Collected data
* begin *

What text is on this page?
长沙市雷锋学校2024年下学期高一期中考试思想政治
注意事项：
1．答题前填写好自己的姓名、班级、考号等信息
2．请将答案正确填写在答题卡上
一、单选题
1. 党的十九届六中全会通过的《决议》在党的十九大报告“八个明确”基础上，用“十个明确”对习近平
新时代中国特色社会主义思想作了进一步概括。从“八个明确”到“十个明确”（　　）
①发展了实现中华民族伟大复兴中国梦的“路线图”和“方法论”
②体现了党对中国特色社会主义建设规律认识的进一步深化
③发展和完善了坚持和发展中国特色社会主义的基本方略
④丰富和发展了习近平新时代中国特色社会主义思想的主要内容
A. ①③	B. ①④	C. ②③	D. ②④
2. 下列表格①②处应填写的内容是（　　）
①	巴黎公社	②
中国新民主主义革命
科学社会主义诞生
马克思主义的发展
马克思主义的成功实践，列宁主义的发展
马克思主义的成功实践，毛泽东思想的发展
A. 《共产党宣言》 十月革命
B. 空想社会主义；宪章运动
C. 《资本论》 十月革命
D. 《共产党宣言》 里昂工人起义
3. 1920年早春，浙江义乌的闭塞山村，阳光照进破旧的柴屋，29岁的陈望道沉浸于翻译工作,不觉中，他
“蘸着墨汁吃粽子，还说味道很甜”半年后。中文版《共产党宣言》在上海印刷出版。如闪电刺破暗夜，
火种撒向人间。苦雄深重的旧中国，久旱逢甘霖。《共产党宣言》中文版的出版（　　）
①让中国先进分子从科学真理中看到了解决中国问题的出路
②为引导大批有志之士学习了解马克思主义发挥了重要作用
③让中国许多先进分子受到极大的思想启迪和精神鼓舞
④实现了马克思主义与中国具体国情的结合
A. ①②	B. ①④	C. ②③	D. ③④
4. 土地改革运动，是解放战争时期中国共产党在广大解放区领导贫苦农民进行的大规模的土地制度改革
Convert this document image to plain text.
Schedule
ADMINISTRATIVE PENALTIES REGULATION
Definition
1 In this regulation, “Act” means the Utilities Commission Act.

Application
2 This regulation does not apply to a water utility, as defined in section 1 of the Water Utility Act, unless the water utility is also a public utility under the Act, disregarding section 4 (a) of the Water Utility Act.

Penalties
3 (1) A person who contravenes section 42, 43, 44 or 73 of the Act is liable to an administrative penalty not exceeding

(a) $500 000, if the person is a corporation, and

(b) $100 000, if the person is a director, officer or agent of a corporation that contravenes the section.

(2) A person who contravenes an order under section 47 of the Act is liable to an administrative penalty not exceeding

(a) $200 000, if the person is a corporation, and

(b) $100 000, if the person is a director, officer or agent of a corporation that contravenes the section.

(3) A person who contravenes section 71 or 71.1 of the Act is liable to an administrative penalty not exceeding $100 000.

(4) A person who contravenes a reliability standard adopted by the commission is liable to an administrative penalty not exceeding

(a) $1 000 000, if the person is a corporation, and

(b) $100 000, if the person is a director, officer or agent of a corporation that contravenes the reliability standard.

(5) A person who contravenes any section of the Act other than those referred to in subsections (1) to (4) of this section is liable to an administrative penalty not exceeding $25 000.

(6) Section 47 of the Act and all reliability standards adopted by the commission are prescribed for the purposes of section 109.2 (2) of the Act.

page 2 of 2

* end *

What is being asked: Filter the listing above for the string "十个明确" and copy every matching line.

Solved problem:
1. 党的十九届六中全会通过的《决议》在党的十九大报告“八个明确”基础上，用“十个明确”对习近平
新时代中国特色社会主义思想作了进一步概括。从“八个明确”到“十个明确”（　　）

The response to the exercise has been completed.